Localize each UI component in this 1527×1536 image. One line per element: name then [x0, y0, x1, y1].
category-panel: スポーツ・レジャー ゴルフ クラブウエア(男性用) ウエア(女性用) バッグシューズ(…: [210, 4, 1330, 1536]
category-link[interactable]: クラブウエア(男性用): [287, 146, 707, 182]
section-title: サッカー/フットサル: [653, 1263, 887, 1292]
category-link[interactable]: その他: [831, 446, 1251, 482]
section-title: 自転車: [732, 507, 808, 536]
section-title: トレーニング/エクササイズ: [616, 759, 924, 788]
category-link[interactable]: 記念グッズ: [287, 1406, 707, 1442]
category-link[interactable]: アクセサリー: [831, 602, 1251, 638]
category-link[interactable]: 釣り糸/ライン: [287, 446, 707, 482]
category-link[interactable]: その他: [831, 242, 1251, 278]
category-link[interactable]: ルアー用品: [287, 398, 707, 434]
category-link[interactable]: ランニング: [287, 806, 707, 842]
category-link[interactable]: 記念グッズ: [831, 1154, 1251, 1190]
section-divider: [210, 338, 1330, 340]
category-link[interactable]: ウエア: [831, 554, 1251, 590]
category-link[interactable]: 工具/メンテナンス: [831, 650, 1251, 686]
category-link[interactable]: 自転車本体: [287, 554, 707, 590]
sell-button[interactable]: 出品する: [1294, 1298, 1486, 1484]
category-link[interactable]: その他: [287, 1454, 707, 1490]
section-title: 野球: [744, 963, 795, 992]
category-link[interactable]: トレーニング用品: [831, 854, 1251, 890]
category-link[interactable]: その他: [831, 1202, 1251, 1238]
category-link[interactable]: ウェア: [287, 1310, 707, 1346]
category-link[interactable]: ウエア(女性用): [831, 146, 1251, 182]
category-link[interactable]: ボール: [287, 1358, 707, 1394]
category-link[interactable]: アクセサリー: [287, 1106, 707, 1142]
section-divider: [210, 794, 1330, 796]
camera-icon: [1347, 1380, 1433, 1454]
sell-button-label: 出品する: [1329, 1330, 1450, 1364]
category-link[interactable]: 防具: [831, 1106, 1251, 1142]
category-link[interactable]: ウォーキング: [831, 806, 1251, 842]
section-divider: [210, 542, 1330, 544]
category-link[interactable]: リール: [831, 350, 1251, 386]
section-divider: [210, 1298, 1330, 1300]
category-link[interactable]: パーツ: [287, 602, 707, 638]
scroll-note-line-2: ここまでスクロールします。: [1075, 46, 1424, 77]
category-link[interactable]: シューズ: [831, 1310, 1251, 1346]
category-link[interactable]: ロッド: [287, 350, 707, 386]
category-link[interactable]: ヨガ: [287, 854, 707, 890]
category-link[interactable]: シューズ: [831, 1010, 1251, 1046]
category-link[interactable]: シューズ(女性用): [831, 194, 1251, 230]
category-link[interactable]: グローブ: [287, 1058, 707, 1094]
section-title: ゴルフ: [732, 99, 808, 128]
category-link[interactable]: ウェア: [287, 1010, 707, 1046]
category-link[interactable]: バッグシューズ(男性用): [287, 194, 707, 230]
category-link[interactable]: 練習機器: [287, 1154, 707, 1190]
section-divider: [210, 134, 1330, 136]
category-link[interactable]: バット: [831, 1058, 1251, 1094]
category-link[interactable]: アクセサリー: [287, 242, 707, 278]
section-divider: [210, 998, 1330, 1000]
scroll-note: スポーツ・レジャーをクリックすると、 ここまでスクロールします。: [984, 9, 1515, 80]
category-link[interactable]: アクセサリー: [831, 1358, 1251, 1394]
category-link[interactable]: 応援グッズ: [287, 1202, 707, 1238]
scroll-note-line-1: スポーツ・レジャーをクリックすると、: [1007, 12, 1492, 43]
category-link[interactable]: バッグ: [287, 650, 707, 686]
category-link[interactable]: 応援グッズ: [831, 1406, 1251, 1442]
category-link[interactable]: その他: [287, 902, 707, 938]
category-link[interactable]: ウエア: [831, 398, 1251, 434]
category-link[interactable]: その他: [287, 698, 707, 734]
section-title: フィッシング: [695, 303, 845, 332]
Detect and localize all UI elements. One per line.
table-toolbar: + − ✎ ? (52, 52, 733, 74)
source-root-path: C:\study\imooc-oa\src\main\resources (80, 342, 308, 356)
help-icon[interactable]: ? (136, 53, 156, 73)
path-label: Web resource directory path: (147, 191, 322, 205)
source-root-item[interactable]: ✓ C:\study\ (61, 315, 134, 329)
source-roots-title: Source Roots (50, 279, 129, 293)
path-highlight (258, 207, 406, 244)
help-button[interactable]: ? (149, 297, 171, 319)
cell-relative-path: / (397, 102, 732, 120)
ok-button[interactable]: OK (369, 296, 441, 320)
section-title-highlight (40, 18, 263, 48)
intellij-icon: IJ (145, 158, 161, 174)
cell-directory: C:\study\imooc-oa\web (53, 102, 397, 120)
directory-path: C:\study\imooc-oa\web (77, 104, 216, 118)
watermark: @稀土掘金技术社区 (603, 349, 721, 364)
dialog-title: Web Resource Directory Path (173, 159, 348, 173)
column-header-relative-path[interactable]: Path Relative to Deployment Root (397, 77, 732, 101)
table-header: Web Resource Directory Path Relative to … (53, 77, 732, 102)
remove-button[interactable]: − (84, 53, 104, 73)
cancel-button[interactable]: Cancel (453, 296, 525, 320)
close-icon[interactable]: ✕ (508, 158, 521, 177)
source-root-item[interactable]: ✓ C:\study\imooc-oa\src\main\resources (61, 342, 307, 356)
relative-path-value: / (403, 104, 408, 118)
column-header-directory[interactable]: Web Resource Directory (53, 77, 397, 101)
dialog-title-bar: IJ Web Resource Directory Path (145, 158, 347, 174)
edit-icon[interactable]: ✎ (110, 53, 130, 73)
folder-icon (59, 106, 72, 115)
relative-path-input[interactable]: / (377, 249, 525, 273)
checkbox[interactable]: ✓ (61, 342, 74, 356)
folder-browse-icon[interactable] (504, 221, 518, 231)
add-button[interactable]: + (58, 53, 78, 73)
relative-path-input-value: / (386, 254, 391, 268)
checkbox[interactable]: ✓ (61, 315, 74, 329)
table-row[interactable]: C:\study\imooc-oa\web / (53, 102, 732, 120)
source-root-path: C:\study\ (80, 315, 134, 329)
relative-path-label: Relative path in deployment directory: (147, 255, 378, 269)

--------------------------------

Per favore, riscrivi tutte le righe qui sopra sostituendo "section-divider" con "separator" e lasciando invariato tutto il resto.

Localize each UI component in this 1527×1536 image. One line per element: name then [x0, y0, x1, y1].
category-panel: スポーツ・レジャー ゴルフ クラブウエア(男性用) ウエア(女性用) バッグシューズ(…: [210, 4, 1330, 1536]
category-link[interactable]: クラブウエア(男性用): [287, 146, 707, 182]
section-title: サッカー/フットサル: [653, 1263, 887, 1292]
category-link[interactable]: その他: [831, 446, 1251, 482]
section-title: 自転車: [732, 507, 808, 536]
section-title: トレーニング/エクササイズ: [616, 759, 924, 788]
category-link[interactable]: 記念グッズ: [287, 1406, 707, 1442]
category-link[interactable]: アクセサリー: [831, 602, 1251, 638]
category-link[interactable]: 釣り糸/ライン: [287, 446, 707, 482]
category-link[interactable]: その他: [831, 242, 1251, 278]
category-link[interactable]: ルアー用品: [287, 398, 707, 434]
category-link[interactable]: ランニング: [287, 806, 707, 842]
category-link[interactable]: 記念グッズ: [831, 1154, 1251, 1190]
separator: [210, 338, 1330, 340]
category-link[interactable]: ウエア: [831, 554, 1251, 590]
category-link[interactable]: 工具/メンテナンス: [831, 650, 1251, 686]
category-link[interactable]: 自転車本体: [287, 554, 707, 590]
sell-button[interactable]: 出品する: [1294, 1298, 1486, 1484]
category-link[interactable]: その他: [287, 1454, 707, 1490]
section-title: 野球: [744, 963, 795, 992]
category-link[interactable]: トレーニング用品: [831, 854, 1251, 890]
category-link[interactable]: その他: [831, 1202, 1251, 1238]
category-link[interactable]: ウェア: [287, 1310, 707, 1346]
category-link[interactable]: ウエア(女性用): [831, 146, 1251, 182]
category-link[interactable]: ボール: [287, 1358, 707, 1394]
category-link[interactable]: アクセサリー: [287, 1106, 707, 1142]
separator: [210, 794, 1330, 796]
camera-icon: [1347, 1380, 1433, 1454]
sell-button-label: 出品する: [1329, 1330, 1450, 1364]
category-link[interactable]: 防具: [831, 1106, 1251, 1142]
category-link[interactable]: ウォーキング: [831, 806, 1251, 842]
separator: [210, 542, 1330, 544]
category-link[interactable]: リール: [831, 350, 1251, 386]
separator: [210, 1298, 1330, 1300]
category-link[interactable]: パーツ: [287, 602, 707, 638]
scroll-note-line-2: ここまでスクロールします。: [1075, 46, 1424, 77]
category-link[interactable]: シューズ: [831, 1310, 1251, 1346]
category-link[interactable]: ロッド: [287, 350, 707, 386]
category-link[interactable]: ヨガ: [287, 854, 707, 890]
category-link[interactable]: シューズ: [831, 1010, 1251, 1046]
category-link[interactable]: シューズ(女性用): [831, 194, 1251, 230]
category-link[interactable]: グローブ: [287, 1058, 707, 1094]
section-title: ゴルフ: [732, 99, 808, 128]
category-link[interactable]: ウェア: [287, 1010, 707, 1046]
category-link[interactable]: バッグシューズ(男性用): [287, 194, 707, 230]
category-link[interactable]: 練習機器: [287, 1154, 707, 1190]
separator: [210, 134, 1330, 136]
category-link[interactable]: バット: [831, 1058, 1251, 1094]
category-link[interactable]: アクセサリー: [287, 242, 707, 278]
separator: [210, 998, 1330, 1000]
scroll-note: スポーツ・レジャーをクリックすると、 ここまでスクロールします。: [984, 9, 1515, 80]
category-link[interactable]: アクセサリー: [831, 1358, 1251, 1394]
category-link[interactable]: 応援グッズ: [287, 1202, 707, 1238]
scroll-note-line-1: スポーツ・レジャーをクリックすると、: [1007, 12, 1492, 43]
category-link[interactable]: バッグ: [287, 650, 707, 686]
category-link[interactable]: 応援グッズ: [831, 1406, 1251, 1442]
category-link[interactable]: その他: [287, 902, 707, 938]
category-link[interactable]: ウエア: [831, 398, 1251, 434]
category-link[interactable]: その他: [287, 698, 707, 734]
section-title: フィッシング: [695, 303, 845, 332]
Detect and localize all UI elements. One per line.
table-toolbar: + − ✎ ? (52, 52, 733, 74)
source-root-path: C:\study\imooc-oa\src\main\resources (80, 342, 308, 356)
help-icon[interactable]: ? (136, 53, 156, 73)
path-label: Web resource directory path: (147, 191, 322, 205)
source-root-item[interactable]: ✓ C:\study\ (61, 315, 134, 329)
source-roots-title: Source Roots (50, 279, 129, 293)
path-highlight (258, 207, 406, 244)
help-button[interactable]: ? (149, 297, 171, 319)
cell-relative-path: / (397, 102, 732, 120)
ok-button[interactable]: OK (369, 296, 441, 320)
section-title-highlight (40, 18, 263, 48)
intellij-icon: IJ (145, 158, 161, 174)
cell-directory: C:\study\imooc-oa\web (53, 102, 397, 120)
directory-path: C:\study\imooc-oa\web (77, 104, 216, 118)
watermark: @稀土掘金技术社区 (603, 349, 721, 364)
dialog-title: Web Resource Directory Path (173, 159, 348, 173)
column-header-relative-path[interactable]: Path Relative to Deployment Root (397, 77, 732, 101)
table-header: Web Resource Directory Path Relative to … (53, 77, 732, 102)
remove-button[interactable]: − (84, 53, 104, 73)
cancel-button[interactable]: Cancel (453, 296, 525, 320)
close-icon[interactable]: ✕ (508, 158, 521, 177)
source-root-item[interactable]: ✓ C:\study\imooc-oa\src\main\resources (61, 342, 307, 356)
relative-path-value: / (403, 104, 408, 118)
column-header-directory[interactable]: Web Resource Directory (53, 77, 397, 101)
dialog-title-bar: IJ Web Resource Directory Path (145, 158, 347, 174)
edit-icon[interactable]: ✎ (110, 53, 130, 73)
folder-icon (59, 106, 72, 115)
relative-path-input[interactable]: / (377, 249, 525, 273)
checkbox[interactable]: ✓ (61, 342, 74, 356)
folder-browse-icon[interactable] (504, 221, 518, 231)
add-button[interactable]: + (58, 53, 78, 73)
relative-path-input-value: / (386, 254, 391, 268)
checkbox[interactable]: ✓ (61, 315, 74, 329)
table-row[interactable]: C:\study\imooc-oa\web / (53, 102, 732, 120)
source-root-path: C:\study\ (80, 315, 134, 329)
relative-path-label: Relative path in deployment directory: (147, 255, 378, 269)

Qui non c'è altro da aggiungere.